## Task directions:
Repeat the entire listing exactly as written.

## Records to use:

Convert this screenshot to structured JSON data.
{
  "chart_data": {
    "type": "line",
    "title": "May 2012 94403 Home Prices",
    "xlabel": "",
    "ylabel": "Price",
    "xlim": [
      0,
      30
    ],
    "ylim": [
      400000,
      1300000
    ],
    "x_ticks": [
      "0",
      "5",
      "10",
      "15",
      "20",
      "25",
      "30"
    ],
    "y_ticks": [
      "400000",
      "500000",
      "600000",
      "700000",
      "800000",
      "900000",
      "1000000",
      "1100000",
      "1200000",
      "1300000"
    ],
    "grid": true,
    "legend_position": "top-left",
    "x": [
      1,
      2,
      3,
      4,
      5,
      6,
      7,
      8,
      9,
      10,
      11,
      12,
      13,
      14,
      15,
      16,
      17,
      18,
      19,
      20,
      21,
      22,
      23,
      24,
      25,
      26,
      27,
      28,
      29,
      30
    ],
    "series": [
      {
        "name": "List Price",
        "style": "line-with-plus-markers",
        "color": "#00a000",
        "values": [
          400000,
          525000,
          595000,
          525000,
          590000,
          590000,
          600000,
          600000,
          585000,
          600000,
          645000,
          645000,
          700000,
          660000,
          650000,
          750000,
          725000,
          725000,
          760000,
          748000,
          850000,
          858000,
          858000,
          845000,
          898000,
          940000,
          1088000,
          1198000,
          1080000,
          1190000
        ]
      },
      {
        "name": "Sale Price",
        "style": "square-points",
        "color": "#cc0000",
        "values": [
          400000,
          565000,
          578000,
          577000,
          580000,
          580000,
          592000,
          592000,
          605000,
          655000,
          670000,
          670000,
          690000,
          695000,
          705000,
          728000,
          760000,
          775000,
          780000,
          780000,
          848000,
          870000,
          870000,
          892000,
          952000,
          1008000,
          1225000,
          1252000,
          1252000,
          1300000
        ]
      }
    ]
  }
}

## Task solution:
Convert this screenshot to structured JSON data.
{
  "chart_data": {
    "type": "line",
    "title": "May 2012 94403 Home Prices",
    "xlabel": "",
    "ylabel": "Price",
    "xlim": [
      0,
      30
    ],
    "ylim": [
      400000,
      1300000
    ],
    "x_ticks": [
      "0",
      "5",
      "10",
      "15",
      "20",
      "25",
      "30"
    ],
    "y_ticks": [
      "400000",
      "500000",
      "600000",
      "700000",
      "800000",
      "900000",
      "1000000",
      "1100000",
      "1200000",
      "1300000"
    ],
    "grid": true,
    "legend_position": "top-left",
    "x": [
      1,
      2,
      3,
      4,
      5,
      6,
      7,
      8,
      9,
      10,
      11,
      12,
      13,
      14,
      15,
      16,
      17,
      18,
      19,
      20,
      21,
      22,
      23,
      24,
      25,
      26,
      27,
      28,
      29,
      30
    ],
    "series": [
      {
        "name": "List Price",
        "style": "line-with-plus-markers",
        "color": "#00a000",
        "values": [
          400000,
          525000,
          595000,
          525000,
          590000,
          590000,
          600000,
          600000,
          585000,
          600000,
          645000,
          645000,
          700000,
          660000,
          650000,
          750000,
          725000,
          725000,
          760000,
          748000,
          850000,
          858000,
          858000,
          845000,
          898000,
          940000,
          1088000,
          1198000,
          1080000,
          1190000
        ]
      },
      {
        "name": "Sale Price",
        "style": "square-points",
        "color": "#cc0000",
        "values": [
          400000,
          565000,
          578000,
          577000,
          580000,
          580000,
          592000,
          592000,
          605000,
          655000,
          670000,
          670000,
          690000,
          695000,
          705000,
          728000,
          760000,
          775000,
          780000,
          780000,
          848000,
          870000,
          870000,
          892000,
          952000,
          1008000,
          1225000,
          1252000,
          1252000,
          1300000
        ]
      }
    ]
  }
}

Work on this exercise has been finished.